Problem:
Extract all lines from the data beneath that include the word "Latency".

Given data:
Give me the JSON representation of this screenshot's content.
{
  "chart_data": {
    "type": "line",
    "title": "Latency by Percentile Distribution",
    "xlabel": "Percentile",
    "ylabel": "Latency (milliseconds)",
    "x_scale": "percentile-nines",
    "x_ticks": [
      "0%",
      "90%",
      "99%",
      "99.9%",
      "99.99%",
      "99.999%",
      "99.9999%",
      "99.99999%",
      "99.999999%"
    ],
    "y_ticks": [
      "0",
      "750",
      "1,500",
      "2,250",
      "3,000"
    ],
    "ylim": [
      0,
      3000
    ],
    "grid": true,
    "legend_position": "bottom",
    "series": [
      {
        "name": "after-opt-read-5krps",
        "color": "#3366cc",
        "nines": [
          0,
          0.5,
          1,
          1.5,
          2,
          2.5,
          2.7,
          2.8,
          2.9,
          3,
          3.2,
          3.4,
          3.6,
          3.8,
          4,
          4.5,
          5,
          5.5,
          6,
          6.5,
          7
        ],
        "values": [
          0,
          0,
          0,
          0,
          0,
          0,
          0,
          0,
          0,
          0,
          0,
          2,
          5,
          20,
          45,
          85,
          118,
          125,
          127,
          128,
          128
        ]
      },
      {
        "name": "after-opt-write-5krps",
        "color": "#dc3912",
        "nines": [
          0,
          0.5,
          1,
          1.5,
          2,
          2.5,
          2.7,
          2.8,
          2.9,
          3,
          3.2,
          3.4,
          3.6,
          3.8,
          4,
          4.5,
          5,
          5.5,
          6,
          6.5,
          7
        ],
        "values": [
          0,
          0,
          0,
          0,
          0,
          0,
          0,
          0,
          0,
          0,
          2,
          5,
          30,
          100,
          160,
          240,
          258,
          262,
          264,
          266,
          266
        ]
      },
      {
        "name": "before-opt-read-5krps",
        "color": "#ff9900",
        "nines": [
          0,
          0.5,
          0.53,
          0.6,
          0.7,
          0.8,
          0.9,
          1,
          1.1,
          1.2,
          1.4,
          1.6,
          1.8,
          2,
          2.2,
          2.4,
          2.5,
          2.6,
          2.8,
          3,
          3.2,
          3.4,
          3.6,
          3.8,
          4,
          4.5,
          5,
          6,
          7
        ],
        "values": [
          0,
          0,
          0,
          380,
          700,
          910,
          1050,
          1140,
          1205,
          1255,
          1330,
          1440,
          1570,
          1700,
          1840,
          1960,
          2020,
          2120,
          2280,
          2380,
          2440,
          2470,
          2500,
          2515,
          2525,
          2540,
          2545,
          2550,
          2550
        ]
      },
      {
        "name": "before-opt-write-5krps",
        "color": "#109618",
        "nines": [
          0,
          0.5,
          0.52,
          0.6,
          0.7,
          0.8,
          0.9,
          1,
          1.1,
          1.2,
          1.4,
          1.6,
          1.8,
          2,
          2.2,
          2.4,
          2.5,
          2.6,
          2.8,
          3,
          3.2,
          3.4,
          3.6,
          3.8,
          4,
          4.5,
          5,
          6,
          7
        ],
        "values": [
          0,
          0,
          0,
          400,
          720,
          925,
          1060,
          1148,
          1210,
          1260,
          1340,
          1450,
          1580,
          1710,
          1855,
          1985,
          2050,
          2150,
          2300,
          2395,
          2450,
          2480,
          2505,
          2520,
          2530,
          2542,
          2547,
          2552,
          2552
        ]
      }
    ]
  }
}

Answer to this task:
    "title": "Latency by Percentile Distribution",
    "ylabel": "Latency (milliseconds)",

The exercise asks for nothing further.